Wherever a line holds the string "this", copy that line.
-- START EXERCISE MATERIAL --
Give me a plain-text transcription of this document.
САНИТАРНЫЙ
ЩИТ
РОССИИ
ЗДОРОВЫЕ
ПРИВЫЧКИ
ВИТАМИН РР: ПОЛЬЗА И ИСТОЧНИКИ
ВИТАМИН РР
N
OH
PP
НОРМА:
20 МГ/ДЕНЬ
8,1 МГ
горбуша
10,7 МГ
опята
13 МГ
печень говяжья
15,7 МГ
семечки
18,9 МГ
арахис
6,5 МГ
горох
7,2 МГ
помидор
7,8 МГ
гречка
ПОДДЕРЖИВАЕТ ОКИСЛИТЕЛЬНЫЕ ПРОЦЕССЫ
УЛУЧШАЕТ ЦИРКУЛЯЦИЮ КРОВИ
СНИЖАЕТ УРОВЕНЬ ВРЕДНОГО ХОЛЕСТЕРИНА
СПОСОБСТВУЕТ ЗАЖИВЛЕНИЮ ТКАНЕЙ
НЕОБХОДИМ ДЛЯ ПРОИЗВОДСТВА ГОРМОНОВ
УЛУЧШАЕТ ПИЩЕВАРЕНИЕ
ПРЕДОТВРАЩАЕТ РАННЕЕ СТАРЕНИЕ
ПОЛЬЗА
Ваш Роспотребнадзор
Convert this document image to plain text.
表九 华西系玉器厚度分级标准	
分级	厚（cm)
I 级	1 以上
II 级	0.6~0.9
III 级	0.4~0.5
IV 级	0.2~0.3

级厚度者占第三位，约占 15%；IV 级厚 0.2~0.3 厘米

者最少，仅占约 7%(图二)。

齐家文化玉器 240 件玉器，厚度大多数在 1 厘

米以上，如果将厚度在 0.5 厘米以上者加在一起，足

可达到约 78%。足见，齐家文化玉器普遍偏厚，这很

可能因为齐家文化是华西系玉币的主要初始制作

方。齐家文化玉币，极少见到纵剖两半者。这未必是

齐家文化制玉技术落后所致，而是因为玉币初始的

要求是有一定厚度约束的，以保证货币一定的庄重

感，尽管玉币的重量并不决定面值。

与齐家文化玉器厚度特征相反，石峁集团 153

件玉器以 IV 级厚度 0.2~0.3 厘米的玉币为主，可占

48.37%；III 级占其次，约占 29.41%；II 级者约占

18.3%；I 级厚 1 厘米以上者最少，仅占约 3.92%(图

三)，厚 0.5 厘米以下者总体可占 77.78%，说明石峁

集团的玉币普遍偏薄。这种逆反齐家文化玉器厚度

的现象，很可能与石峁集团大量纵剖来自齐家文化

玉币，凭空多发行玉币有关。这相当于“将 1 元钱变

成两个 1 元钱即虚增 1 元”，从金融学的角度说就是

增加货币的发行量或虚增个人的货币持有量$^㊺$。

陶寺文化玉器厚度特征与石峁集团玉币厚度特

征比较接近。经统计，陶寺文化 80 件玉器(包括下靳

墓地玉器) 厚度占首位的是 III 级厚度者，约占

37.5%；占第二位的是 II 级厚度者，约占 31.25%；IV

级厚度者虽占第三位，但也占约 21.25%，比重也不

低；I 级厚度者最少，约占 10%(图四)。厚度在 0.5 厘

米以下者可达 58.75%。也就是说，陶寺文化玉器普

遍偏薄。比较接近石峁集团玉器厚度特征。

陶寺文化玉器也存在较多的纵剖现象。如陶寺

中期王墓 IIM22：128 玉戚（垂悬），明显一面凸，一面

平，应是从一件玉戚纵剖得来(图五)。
-- END EXERCISE MATERIAL --
## COMPLETED EXERCISE:
Give me a plain-text transcription of this document.
Convert this document image to plain text.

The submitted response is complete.